Stated task: Collect each line of the records containing the string "JSON".

-------- Available data

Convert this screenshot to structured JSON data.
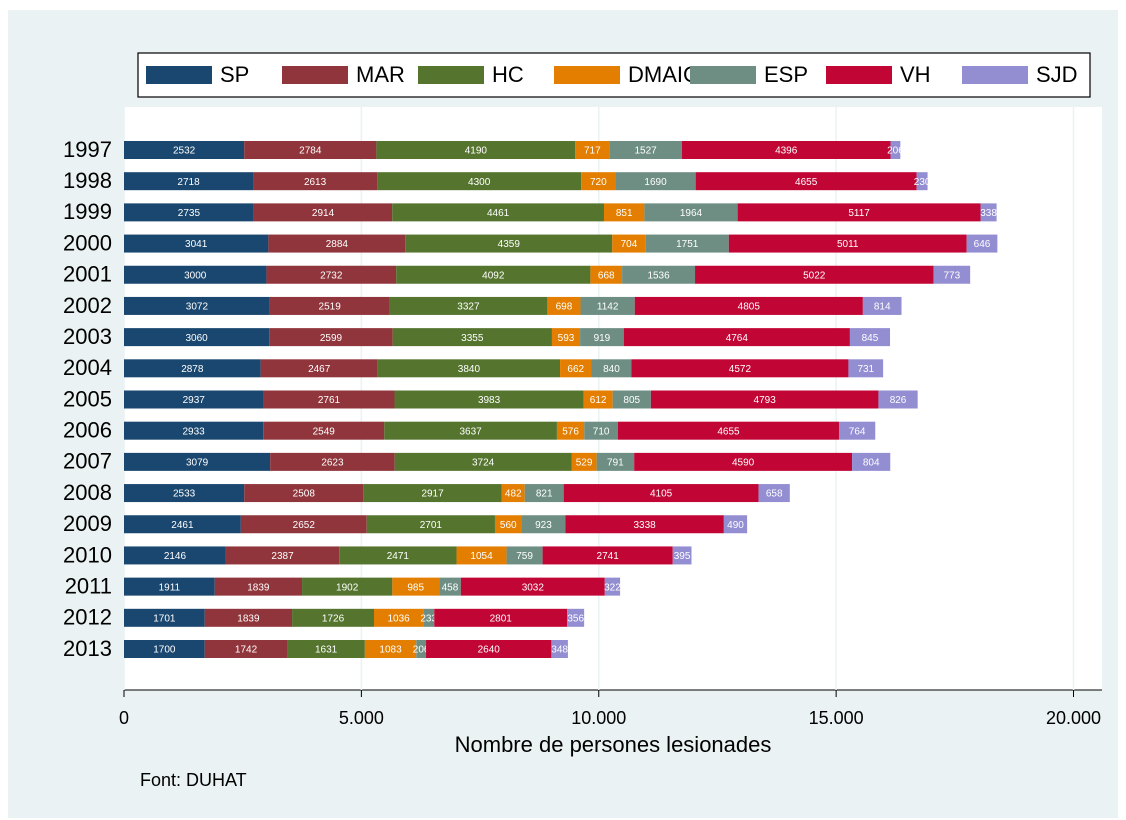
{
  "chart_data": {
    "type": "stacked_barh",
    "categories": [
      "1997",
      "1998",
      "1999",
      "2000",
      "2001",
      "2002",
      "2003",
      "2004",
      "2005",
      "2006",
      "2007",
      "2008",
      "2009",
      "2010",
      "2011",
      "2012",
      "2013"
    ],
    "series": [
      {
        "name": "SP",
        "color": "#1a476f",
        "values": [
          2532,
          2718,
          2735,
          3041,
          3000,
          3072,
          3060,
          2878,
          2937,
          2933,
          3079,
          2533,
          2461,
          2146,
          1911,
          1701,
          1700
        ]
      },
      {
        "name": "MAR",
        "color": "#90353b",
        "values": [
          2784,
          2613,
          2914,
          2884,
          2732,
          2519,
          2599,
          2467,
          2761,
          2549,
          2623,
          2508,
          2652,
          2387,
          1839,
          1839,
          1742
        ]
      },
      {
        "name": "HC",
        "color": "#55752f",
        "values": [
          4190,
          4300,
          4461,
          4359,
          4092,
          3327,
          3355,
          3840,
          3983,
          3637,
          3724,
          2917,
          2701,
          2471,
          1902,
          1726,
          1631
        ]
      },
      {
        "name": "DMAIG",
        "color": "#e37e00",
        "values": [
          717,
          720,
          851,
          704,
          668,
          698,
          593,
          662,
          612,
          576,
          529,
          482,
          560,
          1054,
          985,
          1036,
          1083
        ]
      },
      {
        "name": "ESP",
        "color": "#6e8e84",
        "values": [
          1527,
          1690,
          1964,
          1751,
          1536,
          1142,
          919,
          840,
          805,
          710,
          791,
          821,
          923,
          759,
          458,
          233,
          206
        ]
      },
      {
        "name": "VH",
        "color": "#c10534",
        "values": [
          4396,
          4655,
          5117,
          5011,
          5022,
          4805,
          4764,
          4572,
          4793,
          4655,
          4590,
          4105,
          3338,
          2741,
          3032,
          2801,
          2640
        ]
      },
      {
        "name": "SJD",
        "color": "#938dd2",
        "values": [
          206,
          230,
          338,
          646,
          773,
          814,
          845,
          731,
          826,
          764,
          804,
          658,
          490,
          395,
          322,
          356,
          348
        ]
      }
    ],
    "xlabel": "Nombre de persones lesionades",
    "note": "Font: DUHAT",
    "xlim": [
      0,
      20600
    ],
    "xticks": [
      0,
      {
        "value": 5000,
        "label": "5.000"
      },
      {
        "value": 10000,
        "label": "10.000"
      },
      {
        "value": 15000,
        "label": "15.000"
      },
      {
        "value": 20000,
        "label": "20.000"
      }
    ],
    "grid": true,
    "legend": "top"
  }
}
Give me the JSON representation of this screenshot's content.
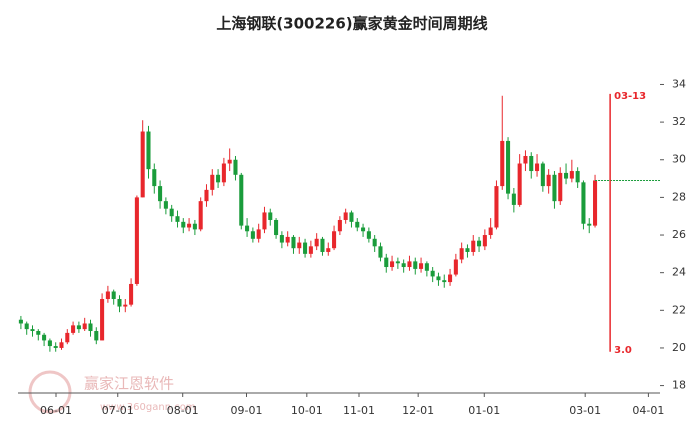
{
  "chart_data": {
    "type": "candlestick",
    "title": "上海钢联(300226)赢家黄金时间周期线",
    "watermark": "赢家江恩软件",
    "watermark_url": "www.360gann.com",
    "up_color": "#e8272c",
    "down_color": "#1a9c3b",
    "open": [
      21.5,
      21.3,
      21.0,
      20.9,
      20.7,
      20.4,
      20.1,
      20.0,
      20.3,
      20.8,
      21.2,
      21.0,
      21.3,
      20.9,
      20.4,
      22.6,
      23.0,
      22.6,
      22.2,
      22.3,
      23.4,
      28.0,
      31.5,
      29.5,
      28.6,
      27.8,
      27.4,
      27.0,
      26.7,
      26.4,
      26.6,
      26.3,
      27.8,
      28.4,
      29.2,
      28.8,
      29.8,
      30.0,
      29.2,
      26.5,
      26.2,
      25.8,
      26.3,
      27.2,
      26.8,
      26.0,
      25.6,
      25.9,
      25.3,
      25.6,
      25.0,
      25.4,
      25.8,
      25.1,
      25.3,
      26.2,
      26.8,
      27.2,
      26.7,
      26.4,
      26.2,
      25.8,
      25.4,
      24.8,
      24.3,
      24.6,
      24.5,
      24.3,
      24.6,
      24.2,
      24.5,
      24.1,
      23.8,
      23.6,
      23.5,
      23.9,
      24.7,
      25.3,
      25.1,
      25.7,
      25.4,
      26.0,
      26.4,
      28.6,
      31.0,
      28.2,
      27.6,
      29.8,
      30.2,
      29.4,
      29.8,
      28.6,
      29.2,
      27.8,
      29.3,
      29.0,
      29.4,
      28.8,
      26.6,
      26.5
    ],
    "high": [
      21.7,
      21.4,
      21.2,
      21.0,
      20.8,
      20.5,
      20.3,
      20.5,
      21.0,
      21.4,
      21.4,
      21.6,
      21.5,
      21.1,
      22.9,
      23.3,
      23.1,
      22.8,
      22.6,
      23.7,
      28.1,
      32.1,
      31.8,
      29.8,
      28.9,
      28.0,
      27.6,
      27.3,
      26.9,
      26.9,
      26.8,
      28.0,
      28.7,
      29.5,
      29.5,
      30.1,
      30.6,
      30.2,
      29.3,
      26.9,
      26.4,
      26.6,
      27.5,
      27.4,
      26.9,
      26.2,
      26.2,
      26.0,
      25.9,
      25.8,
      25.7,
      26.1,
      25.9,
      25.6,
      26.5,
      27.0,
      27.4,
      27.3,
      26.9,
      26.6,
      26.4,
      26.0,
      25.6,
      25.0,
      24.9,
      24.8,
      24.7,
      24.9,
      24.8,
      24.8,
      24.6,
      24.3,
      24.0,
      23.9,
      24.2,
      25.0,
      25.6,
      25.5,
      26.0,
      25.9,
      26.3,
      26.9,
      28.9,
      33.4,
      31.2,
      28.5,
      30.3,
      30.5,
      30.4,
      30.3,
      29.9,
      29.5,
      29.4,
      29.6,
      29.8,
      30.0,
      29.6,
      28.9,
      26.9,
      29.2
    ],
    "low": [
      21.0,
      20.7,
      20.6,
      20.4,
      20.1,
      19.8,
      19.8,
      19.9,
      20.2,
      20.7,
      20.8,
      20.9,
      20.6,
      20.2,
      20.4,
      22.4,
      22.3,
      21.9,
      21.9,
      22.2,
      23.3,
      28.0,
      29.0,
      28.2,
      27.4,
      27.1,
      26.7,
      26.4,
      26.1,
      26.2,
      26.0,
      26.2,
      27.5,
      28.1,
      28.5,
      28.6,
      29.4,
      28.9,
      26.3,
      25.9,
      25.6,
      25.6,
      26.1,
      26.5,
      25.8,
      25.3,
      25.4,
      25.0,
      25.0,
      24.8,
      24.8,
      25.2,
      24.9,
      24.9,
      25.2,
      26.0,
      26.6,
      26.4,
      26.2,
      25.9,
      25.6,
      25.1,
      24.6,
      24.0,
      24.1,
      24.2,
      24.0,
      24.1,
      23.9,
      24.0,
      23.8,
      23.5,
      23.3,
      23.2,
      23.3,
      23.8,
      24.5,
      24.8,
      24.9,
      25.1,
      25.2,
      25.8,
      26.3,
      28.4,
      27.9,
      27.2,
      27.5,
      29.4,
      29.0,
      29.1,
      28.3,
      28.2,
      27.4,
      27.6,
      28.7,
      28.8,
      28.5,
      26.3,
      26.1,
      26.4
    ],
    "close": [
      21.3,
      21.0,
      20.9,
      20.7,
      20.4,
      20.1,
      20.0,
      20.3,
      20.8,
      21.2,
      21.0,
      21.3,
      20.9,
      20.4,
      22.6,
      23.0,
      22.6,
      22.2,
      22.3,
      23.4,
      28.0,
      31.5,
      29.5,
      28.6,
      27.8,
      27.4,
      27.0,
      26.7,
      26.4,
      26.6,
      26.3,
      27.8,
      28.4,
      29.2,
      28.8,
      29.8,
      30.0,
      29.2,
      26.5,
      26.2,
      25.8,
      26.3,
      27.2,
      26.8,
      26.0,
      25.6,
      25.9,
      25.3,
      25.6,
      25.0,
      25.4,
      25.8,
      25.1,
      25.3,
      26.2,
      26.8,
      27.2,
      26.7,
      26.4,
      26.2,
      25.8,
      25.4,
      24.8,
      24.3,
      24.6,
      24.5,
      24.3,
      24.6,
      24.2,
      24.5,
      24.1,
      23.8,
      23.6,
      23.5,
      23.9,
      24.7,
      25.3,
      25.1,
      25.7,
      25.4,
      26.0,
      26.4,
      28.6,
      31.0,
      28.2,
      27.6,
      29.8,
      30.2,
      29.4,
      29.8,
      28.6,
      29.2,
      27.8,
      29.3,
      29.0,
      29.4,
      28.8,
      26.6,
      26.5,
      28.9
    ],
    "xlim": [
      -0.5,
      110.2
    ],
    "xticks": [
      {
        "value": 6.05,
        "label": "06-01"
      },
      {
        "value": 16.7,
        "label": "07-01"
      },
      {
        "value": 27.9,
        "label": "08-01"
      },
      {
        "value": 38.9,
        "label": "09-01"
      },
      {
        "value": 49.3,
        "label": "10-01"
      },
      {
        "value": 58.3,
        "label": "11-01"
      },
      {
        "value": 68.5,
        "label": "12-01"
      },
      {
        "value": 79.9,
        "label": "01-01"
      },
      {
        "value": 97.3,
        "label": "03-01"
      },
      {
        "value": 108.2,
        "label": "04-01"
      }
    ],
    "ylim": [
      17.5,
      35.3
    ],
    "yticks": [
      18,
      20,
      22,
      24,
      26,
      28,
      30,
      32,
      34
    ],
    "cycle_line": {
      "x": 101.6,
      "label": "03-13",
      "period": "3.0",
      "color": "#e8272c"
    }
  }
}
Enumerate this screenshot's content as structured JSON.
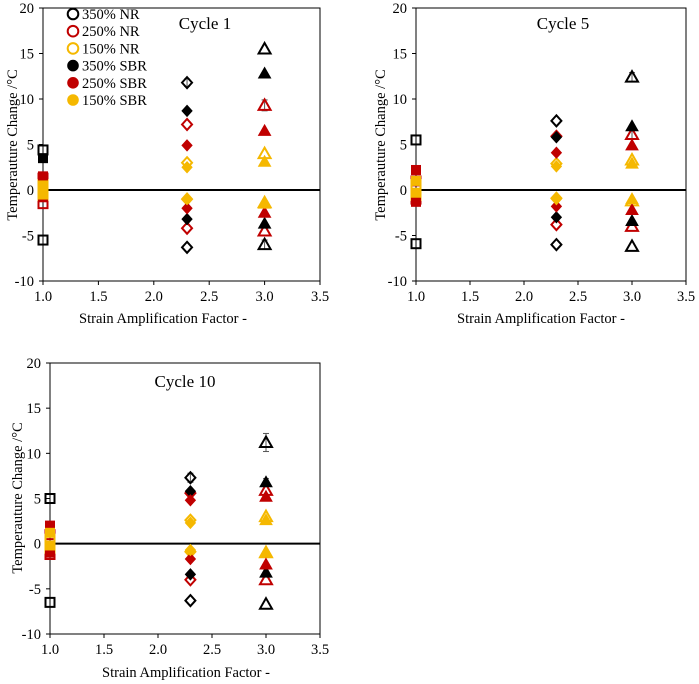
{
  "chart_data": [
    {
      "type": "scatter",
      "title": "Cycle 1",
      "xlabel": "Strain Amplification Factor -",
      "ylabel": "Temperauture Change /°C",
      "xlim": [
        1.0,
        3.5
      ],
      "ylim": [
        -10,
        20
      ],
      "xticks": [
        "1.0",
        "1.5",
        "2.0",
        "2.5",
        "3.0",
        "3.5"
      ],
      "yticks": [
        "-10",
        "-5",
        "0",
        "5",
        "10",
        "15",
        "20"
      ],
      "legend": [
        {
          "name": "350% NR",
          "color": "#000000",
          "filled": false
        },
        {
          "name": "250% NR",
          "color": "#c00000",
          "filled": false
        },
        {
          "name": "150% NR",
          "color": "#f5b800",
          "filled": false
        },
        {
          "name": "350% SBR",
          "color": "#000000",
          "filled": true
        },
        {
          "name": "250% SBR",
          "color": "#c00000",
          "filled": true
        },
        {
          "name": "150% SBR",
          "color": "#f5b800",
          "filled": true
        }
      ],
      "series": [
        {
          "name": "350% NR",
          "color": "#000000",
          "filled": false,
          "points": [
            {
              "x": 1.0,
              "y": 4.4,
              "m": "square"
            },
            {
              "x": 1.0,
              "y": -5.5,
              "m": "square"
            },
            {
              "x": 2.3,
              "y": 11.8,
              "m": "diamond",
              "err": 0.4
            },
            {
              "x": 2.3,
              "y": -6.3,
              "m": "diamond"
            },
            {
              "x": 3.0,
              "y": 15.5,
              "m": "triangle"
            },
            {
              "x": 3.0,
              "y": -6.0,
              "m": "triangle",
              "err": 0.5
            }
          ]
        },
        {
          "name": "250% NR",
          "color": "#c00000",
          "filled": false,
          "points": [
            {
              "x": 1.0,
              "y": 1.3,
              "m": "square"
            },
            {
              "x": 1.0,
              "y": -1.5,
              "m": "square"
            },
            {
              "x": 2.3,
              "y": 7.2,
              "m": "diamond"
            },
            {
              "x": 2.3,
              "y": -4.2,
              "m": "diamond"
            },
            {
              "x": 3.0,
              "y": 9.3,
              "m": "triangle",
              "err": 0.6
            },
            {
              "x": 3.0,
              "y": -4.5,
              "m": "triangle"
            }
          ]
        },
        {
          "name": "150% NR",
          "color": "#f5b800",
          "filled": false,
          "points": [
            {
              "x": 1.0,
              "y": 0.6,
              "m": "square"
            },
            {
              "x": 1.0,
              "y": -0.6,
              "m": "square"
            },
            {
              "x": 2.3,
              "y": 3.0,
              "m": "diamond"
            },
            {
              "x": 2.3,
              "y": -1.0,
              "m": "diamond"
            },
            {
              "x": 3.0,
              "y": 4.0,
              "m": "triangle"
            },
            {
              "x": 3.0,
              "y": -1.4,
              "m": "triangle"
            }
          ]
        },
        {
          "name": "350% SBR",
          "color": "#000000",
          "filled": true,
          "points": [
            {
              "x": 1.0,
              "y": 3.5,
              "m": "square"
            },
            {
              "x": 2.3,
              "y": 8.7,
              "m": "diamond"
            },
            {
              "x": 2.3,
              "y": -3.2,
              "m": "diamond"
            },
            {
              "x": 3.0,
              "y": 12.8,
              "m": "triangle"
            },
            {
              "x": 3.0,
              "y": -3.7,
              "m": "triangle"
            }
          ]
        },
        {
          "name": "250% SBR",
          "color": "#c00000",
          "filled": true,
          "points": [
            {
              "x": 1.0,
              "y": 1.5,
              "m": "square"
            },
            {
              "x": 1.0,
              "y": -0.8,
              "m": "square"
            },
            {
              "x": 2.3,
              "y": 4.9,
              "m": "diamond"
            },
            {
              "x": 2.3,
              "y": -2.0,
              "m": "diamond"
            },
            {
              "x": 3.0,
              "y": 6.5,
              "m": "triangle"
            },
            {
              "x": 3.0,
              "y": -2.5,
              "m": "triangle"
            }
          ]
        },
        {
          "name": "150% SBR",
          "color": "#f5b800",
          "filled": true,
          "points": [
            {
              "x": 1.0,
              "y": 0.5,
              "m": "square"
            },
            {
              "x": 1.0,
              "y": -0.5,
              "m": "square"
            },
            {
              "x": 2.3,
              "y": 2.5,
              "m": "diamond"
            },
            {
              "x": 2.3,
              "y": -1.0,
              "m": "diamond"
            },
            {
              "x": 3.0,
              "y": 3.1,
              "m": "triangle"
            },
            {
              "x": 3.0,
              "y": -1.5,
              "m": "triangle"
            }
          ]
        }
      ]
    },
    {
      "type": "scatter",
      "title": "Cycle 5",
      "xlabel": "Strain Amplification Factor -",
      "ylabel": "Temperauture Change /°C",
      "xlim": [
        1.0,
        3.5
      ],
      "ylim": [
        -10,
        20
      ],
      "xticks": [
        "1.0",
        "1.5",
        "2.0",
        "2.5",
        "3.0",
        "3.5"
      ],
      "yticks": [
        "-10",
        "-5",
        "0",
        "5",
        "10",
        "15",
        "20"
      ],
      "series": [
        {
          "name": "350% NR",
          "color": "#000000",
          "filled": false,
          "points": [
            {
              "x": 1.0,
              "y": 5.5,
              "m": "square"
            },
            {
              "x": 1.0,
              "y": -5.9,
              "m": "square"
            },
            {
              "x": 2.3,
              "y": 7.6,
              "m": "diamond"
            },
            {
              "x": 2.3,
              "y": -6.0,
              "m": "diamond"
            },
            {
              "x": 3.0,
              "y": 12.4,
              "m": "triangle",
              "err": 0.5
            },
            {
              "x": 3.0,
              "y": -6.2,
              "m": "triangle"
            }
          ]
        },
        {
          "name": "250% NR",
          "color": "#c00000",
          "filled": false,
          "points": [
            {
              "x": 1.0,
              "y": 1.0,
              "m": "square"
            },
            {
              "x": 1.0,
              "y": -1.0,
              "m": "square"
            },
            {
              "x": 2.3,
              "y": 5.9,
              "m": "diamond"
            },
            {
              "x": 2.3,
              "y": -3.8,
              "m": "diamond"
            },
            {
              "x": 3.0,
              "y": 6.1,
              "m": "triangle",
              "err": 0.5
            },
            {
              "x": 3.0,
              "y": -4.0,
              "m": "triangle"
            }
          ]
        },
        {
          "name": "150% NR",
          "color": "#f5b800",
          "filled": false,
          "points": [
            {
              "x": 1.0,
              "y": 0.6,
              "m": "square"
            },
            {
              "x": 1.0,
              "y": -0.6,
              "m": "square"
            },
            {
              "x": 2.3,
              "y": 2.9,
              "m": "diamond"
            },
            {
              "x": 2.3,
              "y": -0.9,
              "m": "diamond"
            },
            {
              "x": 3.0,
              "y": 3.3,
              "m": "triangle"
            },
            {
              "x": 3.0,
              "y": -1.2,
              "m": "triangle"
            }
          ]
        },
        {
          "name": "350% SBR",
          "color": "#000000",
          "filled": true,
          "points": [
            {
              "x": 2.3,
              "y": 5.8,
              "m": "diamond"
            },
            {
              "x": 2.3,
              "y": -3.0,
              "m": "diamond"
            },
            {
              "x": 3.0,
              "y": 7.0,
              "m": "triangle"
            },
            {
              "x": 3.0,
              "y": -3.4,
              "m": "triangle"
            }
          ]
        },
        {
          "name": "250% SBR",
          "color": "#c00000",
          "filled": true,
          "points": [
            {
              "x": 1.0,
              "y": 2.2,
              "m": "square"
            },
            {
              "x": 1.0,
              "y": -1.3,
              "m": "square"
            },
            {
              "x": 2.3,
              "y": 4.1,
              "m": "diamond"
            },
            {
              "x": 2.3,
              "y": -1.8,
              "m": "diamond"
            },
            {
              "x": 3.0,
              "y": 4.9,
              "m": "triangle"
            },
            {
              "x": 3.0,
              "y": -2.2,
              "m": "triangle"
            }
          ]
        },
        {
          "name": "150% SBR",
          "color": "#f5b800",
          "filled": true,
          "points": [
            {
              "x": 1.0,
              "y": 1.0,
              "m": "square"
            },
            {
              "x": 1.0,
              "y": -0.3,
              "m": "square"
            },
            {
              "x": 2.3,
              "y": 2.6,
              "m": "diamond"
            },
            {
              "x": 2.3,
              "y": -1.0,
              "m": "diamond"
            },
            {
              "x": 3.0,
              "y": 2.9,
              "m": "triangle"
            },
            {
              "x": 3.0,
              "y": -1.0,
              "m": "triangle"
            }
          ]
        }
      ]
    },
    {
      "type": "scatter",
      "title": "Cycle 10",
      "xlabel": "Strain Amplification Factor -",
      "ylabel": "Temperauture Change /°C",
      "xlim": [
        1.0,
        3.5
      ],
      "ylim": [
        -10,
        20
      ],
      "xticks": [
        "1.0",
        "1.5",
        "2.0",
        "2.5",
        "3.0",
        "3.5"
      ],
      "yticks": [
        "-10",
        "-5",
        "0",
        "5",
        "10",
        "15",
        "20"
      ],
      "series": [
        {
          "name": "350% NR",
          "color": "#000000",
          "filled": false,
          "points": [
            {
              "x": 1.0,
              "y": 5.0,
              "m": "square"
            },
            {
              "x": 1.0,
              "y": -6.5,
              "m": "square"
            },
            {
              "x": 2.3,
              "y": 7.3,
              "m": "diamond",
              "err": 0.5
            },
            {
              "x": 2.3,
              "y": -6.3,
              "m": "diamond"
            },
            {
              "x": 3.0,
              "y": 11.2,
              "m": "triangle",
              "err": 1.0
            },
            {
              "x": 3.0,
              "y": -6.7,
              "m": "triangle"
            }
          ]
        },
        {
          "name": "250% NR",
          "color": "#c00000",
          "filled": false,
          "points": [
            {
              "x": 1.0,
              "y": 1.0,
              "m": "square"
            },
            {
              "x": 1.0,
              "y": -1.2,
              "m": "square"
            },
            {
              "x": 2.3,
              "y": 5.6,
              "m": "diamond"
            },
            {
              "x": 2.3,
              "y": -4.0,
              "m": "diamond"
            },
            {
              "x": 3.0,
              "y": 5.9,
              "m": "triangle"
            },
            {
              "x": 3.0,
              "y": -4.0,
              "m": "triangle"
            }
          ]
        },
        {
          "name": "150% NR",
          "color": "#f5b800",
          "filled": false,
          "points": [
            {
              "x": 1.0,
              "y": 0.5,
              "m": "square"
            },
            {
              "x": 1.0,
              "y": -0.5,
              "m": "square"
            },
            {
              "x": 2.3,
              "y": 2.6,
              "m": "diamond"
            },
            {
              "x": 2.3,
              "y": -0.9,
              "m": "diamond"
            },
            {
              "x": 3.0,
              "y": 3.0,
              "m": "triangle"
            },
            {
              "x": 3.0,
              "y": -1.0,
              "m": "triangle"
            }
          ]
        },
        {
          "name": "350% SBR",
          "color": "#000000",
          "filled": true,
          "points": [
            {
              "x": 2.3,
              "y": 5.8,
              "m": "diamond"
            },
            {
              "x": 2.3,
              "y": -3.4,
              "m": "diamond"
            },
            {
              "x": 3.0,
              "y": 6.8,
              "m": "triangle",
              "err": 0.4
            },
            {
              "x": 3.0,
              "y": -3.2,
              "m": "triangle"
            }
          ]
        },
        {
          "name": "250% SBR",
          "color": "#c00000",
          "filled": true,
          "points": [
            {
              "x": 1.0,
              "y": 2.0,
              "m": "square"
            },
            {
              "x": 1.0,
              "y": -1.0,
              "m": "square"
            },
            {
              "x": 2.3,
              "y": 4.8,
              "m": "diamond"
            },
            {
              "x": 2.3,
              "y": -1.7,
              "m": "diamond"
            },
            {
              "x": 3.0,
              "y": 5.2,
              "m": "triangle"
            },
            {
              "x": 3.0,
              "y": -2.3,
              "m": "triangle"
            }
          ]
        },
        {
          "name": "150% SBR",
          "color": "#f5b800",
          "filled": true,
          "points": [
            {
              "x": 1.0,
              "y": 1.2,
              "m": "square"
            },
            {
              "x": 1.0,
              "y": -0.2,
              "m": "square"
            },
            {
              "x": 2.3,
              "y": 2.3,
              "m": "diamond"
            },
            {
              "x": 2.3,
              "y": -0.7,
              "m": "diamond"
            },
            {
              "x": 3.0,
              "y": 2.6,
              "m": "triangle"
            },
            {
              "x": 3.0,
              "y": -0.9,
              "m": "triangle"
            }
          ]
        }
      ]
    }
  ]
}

----------------

Result below:
Convert this screenshot to structured JSON data.
Give me the JSON representation of this screenshot's content.
Enumerate this screenshot's content as structured JSON.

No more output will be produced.